Excerpted records =>
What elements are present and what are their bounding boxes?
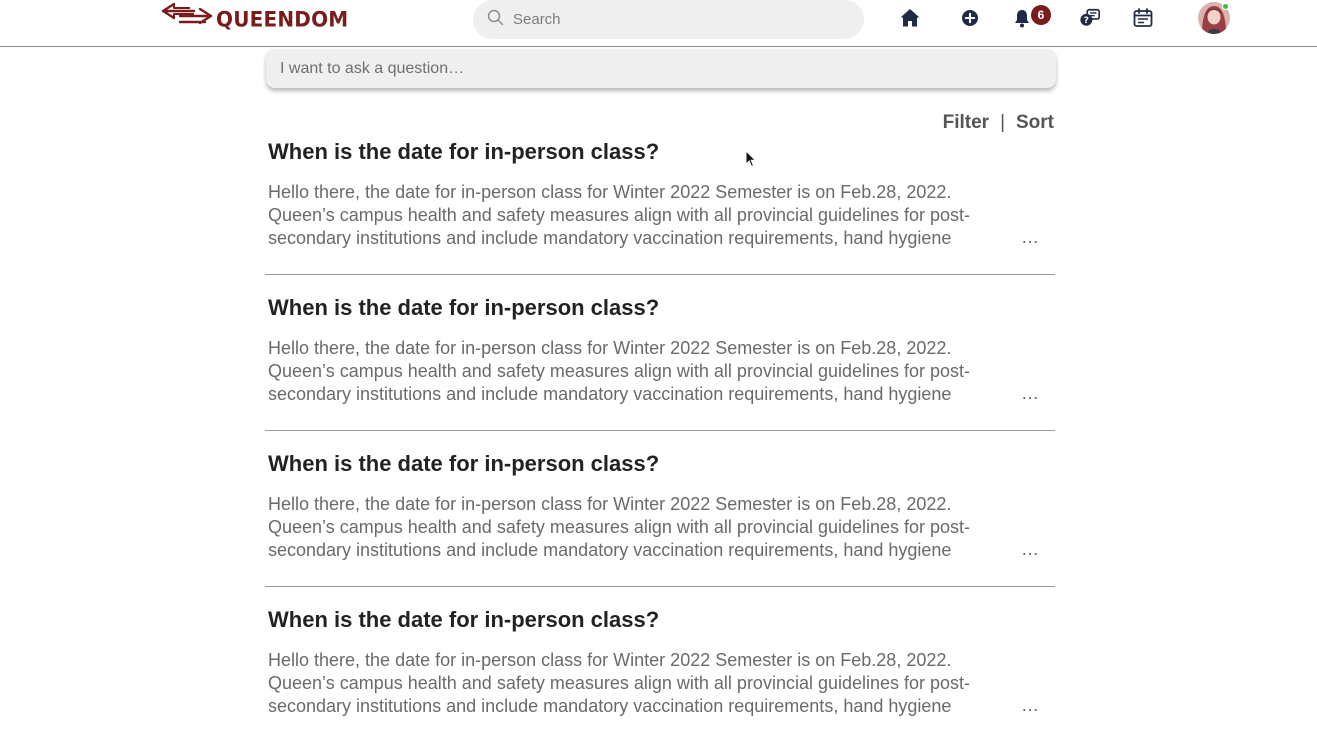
post-title[interactable]: When is the date for in-person class?	[268, 295, 659, 321]
post-title[interactable]: When is the date for in-person class?	[268, 451, 659, 477]
add-circle-icon	[959, 7, 981, 34]
home-logo-link[interactable]: QUEENDOM	[160, 2, 348, 36]
ask-question-bar[interactable]	[266, 49, 1056, 88]
arrows-logo-icon	[160, 0, 214, 39]
svg-text:?: ?	[1084, 15, 1089, 26]
search-icon	[487, 9, 504, 31]
questions-chat-button[interactable]: ?	[1077, 7, 1103, 33]
post-excerpt: Hello there, the date for in-person clas…	[268, 493, 1048, 562]
post-excerpt: Hello there, the date for in-person clas…	[268, 649, 1048, 718]
read-more-ellipsis[interactable]: …	[1021, 695, 1039, 716]
post-divider	[265, 430, 1055, 431]
post-excerpt-line: secondary institutions and include manda…	[268, 228, 952, 248]
post-excerpt: Hello there, the date for in-person clas…	[268, 337, 1048, 406]
post-excerpt-line: Queen’s campus health and safety measure…	[268, 673, 971, 693]
online-status-indicator	[1222, 3, 1229, 10]
post-excerpt-line: Queen’s campus health and safety measure…	[268, 517, 971, 537]
search-input[interactable]	[513, 11, 833, 28]
top-navigation-bar: QUEENDOM 6 ?	[0, 0, 1317, 47]
read-more-ellipsis[interactable]: …	[1021, 383, 1039, 404]
post-excerpt-line: Queen’s campus health and safety measure…	[268, 205, 971, 225]
home-icon	[899, 7, 921, 34]
post-title[interactable]: When is the date for in-person class?	[268, 139, 659, 165]
chat-question-icon: ?	[1079, 7, 1101, 34]
mouse-cursor-icon	[745, 150, 757, 168]
filter-sort-controls: Filter | Sort	[943, 112, 1054, 134]
post-excerpt-line: Hello there, the date for in-person clas…	[268, 338, 952, 358]
post-excerpt-line: secondary institutions and include manda…	[268, 696, 952, 716]
post-excerpt-line: secondary institutions and include manda…	[268, 540, 952, 560]
post-excerpt-line: Queen’s campus health and safety measure…	[268, 361, 971, 381]
calendar-button[interactable]	[1130, 7, 1156, 33]
controls-separator: |	[1000, 112, 1005, 133]
post-excerpt: Hello there, the date for in-person clas…	[268, 181, 1048, 250]
sort-button[interactable]: Sort	[1016, 112, 1054, 134]
read-more-ellipsis[interactable]: …	[1021, 539, 1039, 560]
ask-question-input[interactable]	[280, 59, 1020, 78]
post-divider	[265, 274, 1055, 275]
calendar-icon	[1132, 7, 1154, 34]
post-title[interactable]: When is the date for in-person class?	[268, 607, 659, 633]
post-excerpt-line: Hello there, the date for in-person clas…	[268, 650, 952, 670]
home-button[interactable]	[897, 7, 923, 33]
add-post-button[interactable]	[957, 7, 983, 33]
post-excerpt-line: secondary institutions and include manda…	[268, 384, 952, 404]
post-excerpt-line: Hello there, the date for in-person clas…	[268, 494, 952, 514]
bell-icon	[1011, 7, 1033, 34]
read-more-ellipsis[interactable]: …	[1021, 227, 1039, 248]
filter-button[interactable]: Filter	[943, 112, 989, 134]
logo-text: QUEENDOM	[216, 6, 349, 32]
post-divider	[265, 586, 1055, 587]
notification-count-badge: 6	[1031, 5, 1051, 25]
post-excerpt-line: Hello there, the date for in-person clas…	[268, 182, 952, 202]
search-bar[interactable]	[473, 0, 864, 39]
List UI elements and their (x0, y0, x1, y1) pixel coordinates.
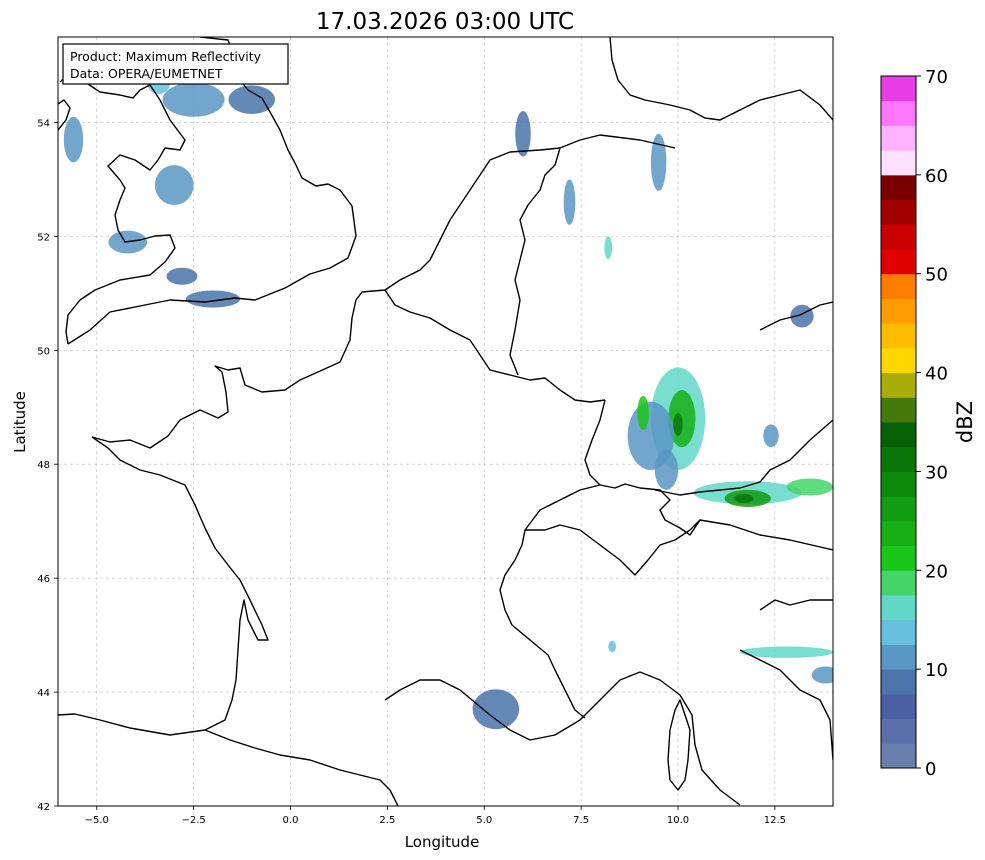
y-tick-label: 54 (37, 118, 50, 129)
radar-echo-cell (515, 111, 531, 157)
chart-title: 17.03.2026 03:00 UTC (316, 9, 574, 35)
x-tick-label: −5.0 (85, 815, 109, 826)
x-tick-label: 7.5 (573, 815, 589, 826)
radar-echo-cell (763, 424, 779, 448)
x-tick-label: 0.0 (283, 815, 299, 826)
colorbar-segment (881, 174, 916, 201)
info-box: Product: Maximum Reflectivity Data: OPER… (62, 43, 289, 85)
colorbar-segment (881, 397, 916, 423)
colorbar-tick-label: 50 (925, 265, 948, 286)
colorbar-segment (881, 496, 916, 522)
colorbar-segment (881, 323, 916, 349)
colorbar-segment (881, 471, 916, 497)
colorbar-segment (881, 100, 916, 126)
colorbar-tick-label: 20 (925, 561, 948, 582)
colorbar-segment (881, 347, 916, 374)
radar-figure: 17.03.2026 03:00 UTC −5.0 −2.5 0.0 2.5 5… (0, 0, 985, 860)
radar-echo-cell (154, 165, 194, 206)
colorbar-label: dBZ (953, 401, 977, 443)
colorbar-segment (881, 125, 916, 151)
map-plot-area (58, 37, 833, 806)
figure-canvas: 17.03.2026 03:00 UTC −5.0 −2.5 0.0 2.5 5… (11, 9, 977, 851)
colorbar-segment (881, 273, 916, 299)
radar-echo-cell (637, 395, 649, 431)
y-axis-label: Latitude (11, 391, 29, 453)
radar-echo-cell (608, 640, 616, 653)
colorbar-tick-label: 60 (925, 166, 948, 187)
colorbar-segment (881, 595, 916, 621)
y-tick-label: 42 (37, 802, 50, 813)
y-axis-ticks: 42 44 46 48 50 52 54 (37, 118, 58, 813)
colorbar-tick-label: 30 (925, 462, 948, 483)
radar-echo-cell (740, 646, 833, 658)
radar-echo-cell (162, 82, 225, 117)
colorbar-segment (881, 570, 916, 596)
colorbar (881, 76, 916, 769)
colorbar-segment (881, 669, 916, 695)
info-product: Product: Maximum Reflectivity (70, 49, 262, 64)
colorbar-tick-label: 40 (925, 364, 948, 385)
colorbar-ticks: 0 10 20 30 40 50 60 70 (916, 67, 948, 780)
y-tick-label: 48 (37, 460, 50, 471)
x-axis-label: Longitude (405, 833, 480, 851)
y-tick-label: 44 (37, 688, 50, 699)
colorbar-segment (881, 76, 916, 102)
x-axis-ticks: −5.0 −2.5 0.0 2.5 5.0 7.5 10.0 12.5 (85, 806, 786, 826)
colorbar-segment (881, 693, 916, 720)
radar-echo-cell (673, 412, 683, 436)
x-tick-label: −2.5 (181, 815, 205, 826)
radar-echo-cell (63, 116, 84, 163)
radar-echo-cell (563, 179, 576, 225)
colorbar-segment (881, 298, 916, 324)
colorbar-segment (881, 446, 916, 472)
radar-echo-cell (654, 449, 678, 490)
colorbar-tick-label: 0 (925, 759, 936, 780)
x-tick-label: 12.5 (764, 815, 786, 826)
radar-echo-cell (472, 689, 520, 730)
radar-echo-cell (734, 493, 754, 503)
colorbar-segment (881, 150, 916, 176)
colorbar-segment (881, 422, 916, 448)
colorbar-segment (881, 249, 916, 275)
colorbar-segment (881, 372, 916, 398)
radar-echo-cell (604, 236, 613, 260)
colorbar-segment (881, 520, 916, 547)
colorbar-segment (881, 224, 916, 250)
radar-echo-cell (166, 267, 198, 285)
y-tick-label: 52 (37, 232, 50, 243)
colorbar-segment (881, 619, 916, 645)
info-data-source: Data: OPERA/EUMETNET (70, 66, 223, 81)
x-tick-label: 2.5 (379, 815, 395, 826)
colorbar-segment (881, 644, 916, 670)
colorbar-segment (881, 743, 916, 769)
colorbar-tick-label: 10 (925, 660, 948, 681)
colorbar-segment (881, 545, 916, 571)
x-tick-label: 10.0 (667, 815, 689, 826)
y-tick-label: 50 (37, 346, 50, 357)
colorbar-tick-label: 70 (925, 67, 948, 88)
radar-echo-cell (811, 666, 833, 684)
colorbar-segment (881, 199, 916, 225)
x-tick-label: 5.0 (476, 815, 492, 826)
y-tick-label: 46 (37, 574, 50, 585)
colorbar-segment (881, 718, 916, 744)
radar-echo-cell (786, 478, 833, 496)
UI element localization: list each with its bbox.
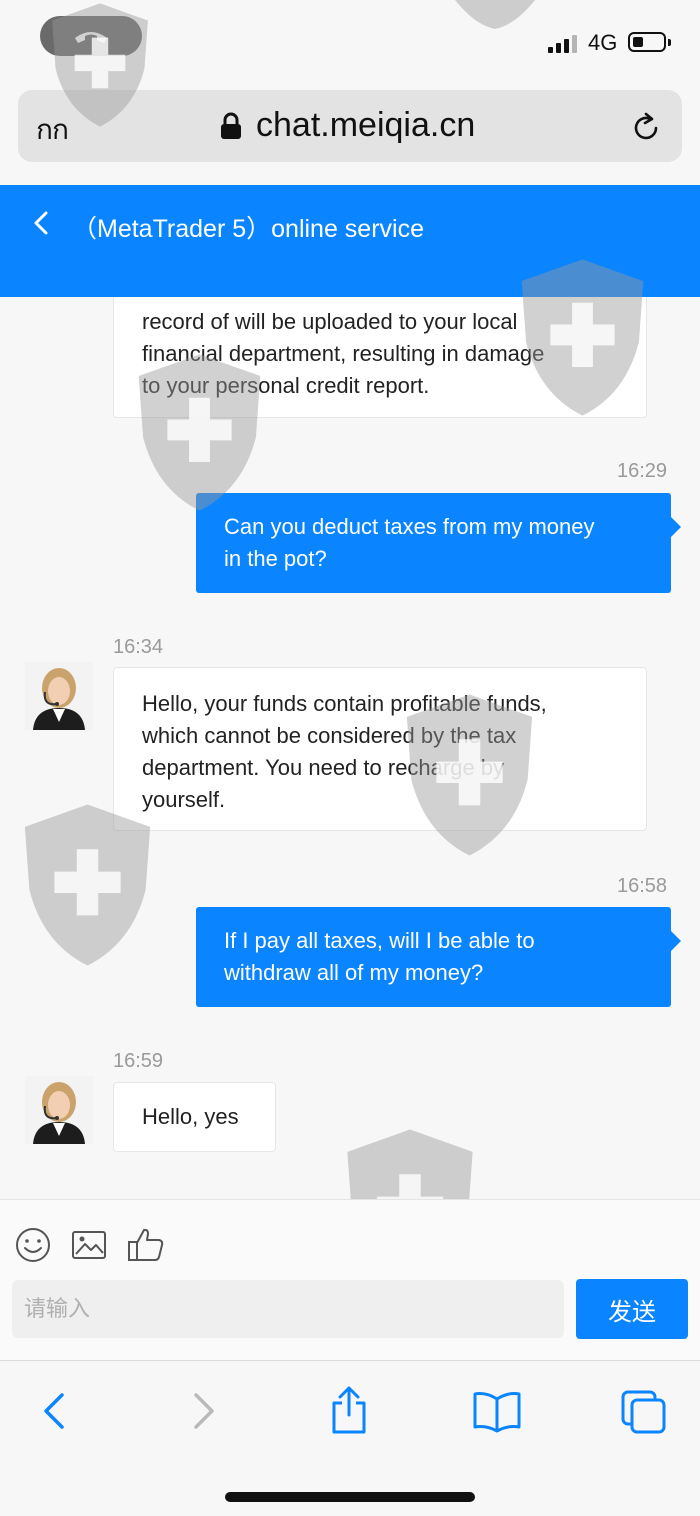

Aim =>
Copy word for word the part of the data that opens with the line containing "295, 659, 321]" and closes with the line containing "49, 1056, 88]", including both of those lines.

Worked answer =>
post-title[interactable]: When is the date for in-person class?	[268, 295, 659, 321]
post-title[interactable]: When is the date for in-person class?	[268, 451, 659, 477]
add-circle-icon	[959, 7, 981, 34]
home-logo-link[interactable]: QUEENDOM	[160, 2, 348, 36]
ask-question-bar[interactable]	[266, 49, 1056, 88]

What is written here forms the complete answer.